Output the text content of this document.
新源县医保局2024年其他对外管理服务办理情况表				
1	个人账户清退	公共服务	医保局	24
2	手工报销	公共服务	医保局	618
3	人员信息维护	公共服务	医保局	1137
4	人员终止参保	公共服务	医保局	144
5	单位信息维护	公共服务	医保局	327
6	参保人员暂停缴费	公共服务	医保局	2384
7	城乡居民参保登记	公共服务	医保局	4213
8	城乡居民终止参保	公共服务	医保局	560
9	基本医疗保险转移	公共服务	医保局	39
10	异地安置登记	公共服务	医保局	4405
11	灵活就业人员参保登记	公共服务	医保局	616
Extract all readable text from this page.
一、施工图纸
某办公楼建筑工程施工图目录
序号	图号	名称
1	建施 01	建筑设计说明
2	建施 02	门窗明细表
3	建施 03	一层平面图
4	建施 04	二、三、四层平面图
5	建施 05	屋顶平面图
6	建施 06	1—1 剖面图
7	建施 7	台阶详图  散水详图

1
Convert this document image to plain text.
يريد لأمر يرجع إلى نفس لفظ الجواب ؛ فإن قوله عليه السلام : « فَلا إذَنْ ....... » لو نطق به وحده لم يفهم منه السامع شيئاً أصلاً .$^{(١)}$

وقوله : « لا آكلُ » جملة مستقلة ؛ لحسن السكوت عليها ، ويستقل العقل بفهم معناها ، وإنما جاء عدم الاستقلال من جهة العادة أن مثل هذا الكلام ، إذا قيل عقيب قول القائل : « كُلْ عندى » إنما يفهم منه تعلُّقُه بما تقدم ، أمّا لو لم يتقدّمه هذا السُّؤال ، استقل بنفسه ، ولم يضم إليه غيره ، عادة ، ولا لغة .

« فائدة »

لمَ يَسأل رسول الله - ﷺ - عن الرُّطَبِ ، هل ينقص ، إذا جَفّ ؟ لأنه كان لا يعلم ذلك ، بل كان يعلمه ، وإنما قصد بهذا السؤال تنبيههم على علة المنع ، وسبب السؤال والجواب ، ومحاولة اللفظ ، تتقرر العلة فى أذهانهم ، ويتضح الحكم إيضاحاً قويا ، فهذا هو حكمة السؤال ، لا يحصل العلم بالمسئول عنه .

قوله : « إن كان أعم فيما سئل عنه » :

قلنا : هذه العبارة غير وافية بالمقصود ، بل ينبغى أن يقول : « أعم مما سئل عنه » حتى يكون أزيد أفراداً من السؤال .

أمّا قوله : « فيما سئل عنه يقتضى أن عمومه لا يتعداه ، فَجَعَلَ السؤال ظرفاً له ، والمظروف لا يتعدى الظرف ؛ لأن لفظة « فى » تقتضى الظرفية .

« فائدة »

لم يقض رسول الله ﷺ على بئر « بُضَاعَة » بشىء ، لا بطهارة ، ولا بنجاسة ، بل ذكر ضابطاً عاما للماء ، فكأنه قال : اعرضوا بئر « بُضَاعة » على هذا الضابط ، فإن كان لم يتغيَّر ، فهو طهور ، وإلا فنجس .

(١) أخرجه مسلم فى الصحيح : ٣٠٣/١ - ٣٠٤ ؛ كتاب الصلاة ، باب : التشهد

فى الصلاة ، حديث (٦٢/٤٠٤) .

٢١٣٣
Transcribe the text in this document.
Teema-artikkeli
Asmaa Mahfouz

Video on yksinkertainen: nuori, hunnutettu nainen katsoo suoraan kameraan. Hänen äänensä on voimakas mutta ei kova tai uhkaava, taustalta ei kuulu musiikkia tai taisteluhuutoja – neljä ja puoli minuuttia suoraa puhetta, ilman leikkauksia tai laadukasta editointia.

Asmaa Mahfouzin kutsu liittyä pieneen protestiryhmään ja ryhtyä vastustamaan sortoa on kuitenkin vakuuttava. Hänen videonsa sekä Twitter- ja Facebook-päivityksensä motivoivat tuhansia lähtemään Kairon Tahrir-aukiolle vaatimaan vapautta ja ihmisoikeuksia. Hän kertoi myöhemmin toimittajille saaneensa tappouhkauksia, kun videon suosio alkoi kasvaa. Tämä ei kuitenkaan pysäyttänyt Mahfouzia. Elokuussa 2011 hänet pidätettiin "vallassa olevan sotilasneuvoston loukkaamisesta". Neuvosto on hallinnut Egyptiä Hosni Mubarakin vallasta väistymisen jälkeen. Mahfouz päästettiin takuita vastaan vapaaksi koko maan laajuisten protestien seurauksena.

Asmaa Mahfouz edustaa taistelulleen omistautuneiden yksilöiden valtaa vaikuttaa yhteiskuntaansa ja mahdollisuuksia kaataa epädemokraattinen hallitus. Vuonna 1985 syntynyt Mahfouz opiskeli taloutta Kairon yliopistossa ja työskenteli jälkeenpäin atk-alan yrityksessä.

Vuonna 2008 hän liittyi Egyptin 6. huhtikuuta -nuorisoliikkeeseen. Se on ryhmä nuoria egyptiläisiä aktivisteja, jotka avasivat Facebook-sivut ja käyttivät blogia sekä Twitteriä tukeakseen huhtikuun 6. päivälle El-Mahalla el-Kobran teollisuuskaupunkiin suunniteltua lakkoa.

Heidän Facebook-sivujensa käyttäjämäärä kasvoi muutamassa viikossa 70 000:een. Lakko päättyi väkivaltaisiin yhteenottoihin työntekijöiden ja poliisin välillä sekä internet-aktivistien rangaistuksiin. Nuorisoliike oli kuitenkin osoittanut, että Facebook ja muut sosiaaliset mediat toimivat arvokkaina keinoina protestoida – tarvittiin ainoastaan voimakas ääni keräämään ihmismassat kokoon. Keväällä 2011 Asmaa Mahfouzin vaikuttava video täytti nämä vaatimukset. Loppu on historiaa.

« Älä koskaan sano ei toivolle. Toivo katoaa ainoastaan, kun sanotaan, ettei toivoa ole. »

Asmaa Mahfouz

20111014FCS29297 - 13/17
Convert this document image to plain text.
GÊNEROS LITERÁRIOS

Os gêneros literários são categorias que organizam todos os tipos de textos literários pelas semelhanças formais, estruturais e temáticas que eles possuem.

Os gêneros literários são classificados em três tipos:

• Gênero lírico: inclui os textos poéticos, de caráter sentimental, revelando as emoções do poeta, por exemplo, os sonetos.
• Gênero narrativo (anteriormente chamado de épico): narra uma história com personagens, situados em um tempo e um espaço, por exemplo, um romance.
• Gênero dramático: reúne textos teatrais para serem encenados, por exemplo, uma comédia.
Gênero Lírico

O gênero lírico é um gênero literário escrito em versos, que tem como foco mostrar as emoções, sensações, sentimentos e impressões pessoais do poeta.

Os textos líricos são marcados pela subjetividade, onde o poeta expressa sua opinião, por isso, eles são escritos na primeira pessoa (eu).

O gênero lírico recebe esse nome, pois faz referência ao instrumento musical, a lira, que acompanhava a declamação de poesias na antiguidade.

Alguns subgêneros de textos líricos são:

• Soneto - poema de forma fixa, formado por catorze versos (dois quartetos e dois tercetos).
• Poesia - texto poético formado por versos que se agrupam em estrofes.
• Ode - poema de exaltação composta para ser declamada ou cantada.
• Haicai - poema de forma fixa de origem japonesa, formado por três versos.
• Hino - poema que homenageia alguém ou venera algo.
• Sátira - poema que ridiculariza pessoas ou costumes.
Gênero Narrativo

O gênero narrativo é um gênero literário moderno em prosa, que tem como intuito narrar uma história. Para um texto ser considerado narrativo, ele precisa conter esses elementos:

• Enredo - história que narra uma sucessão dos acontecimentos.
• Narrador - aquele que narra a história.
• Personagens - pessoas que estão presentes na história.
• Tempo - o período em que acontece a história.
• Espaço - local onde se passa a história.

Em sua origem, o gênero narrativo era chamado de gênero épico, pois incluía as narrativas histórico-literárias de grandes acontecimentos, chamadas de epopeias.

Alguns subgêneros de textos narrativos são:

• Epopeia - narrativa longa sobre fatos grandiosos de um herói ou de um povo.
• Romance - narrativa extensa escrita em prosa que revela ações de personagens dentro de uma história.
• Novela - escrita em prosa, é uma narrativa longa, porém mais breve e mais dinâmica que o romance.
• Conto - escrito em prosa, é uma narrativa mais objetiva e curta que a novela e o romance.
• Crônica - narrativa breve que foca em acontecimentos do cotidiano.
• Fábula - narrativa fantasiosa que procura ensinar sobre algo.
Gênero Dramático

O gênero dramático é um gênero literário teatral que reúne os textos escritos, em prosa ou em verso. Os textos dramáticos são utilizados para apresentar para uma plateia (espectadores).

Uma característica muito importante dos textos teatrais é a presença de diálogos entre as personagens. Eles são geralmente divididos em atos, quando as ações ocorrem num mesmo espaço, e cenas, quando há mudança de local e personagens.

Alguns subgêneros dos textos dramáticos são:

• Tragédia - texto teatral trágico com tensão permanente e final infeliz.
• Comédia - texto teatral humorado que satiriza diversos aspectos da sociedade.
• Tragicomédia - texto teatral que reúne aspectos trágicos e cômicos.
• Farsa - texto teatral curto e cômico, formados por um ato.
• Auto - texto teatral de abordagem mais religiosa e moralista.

▸ Problem details:
Search the data for "épico" and list every line in which it occurs.

▸ Solution for this problem:
• Gênero narrativo (anteriormente chamado de épico): narra uma história com personagens, situados em um tempo e um espaço, por exemplo, um romance.
Em sua origem, o gênero narrativo era chamado de gênero épico, pois incluía as narrativas histórico-literárias de grandes acontecimentos, chamadas de epopeias.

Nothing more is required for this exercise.